>>>>>

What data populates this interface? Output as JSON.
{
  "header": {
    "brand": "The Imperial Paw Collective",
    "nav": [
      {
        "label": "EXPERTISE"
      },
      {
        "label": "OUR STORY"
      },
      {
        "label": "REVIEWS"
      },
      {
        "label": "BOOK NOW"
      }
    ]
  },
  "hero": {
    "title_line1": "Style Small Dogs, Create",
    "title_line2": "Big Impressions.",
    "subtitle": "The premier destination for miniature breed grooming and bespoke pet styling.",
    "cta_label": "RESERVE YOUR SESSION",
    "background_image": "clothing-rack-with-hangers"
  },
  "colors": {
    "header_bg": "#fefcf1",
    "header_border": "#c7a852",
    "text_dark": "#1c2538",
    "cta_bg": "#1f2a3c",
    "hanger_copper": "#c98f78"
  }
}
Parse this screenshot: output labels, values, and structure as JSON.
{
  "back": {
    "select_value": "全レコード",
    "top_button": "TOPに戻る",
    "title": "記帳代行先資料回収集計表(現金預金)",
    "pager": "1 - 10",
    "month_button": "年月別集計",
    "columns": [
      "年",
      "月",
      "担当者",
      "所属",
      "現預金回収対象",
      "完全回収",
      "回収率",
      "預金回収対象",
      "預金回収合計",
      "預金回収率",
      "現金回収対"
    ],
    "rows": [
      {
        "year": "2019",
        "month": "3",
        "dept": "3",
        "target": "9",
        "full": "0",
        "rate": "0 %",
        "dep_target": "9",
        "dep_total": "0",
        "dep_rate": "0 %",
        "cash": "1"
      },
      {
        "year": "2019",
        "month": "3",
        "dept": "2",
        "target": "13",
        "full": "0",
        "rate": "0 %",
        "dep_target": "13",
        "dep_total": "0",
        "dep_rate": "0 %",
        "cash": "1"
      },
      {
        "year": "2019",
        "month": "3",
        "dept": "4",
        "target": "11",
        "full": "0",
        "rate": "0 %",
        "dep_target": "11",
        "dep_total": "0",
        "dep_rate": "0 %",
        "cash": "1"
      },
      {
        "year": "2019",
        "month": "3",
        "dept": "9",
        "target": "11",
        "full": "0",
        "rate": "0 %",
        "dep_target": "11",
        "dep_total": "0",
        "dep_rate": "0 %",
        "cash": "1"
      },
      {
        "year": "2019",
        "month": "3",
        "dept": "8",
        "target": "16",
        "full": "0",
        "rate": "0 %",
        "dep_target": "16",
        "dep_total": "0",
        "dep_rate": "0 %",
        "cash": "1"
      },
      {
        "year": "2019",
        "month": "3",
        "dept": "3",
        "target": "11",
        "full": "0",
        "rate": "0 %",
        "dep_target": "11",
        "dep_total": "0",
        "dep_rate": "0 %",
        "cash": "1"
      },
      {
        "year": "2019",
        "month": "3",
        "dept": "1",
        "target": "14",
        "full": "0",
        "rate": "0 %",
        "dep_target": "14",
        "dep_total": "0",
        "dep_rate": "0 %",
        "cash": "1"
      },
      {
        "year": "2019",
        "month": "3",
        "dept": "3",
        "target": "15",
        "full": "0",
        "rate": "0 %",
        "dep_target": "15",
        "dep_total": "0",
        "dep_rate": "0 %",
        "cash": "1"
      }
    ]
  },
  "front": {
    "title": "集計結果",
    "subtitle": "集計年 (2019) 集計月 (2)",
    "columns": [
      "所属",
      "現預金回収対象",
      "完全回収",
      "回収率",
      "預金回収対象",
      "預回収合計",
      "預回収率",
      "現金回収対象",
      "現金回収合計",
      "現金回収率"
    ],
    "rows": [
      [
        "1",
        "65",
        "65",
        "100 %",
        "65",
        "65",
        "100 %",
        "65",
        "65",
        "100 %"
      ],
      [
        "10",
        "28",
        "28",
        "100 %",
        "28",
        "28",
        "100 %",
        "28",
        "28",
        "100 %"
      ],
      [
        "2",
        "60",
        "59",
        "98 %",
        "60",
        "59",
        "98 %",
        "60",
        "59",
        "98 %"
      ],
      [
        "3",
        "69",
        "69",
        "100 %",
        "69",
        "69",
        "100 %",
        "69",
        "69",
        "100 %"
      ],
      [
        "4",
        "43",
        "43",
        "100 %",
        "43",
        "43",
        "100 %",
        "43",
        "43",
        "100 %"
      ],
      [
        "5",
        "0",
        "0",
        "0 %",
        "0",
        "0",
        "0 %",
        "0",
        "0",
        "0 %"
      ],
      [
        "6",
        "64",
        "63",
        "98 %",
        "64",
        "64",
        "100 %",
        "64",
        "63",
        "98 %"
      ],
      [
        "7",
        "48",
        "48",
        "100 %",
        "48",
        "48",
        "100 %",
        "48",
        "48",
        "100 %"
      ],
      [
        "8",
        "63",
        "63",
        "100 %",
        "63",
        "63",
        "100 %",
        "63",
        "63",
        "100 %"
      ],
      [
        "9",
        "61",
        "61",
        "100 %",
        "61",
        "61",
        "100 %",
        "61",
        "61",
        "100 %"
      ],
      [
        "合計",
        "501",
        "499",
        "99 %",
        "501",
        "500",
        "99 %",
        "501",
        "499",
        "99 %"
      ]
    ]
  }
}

<<<<<

• [EXERCISE REQUIREMENTS]: Find the word "this" in the data and copy out each line where it turns up.

• [WRITTEN SOLUTION]:
What data populates this interface? Output as JSON.
Parse this screenshot: output labels, values, and structure as JSON.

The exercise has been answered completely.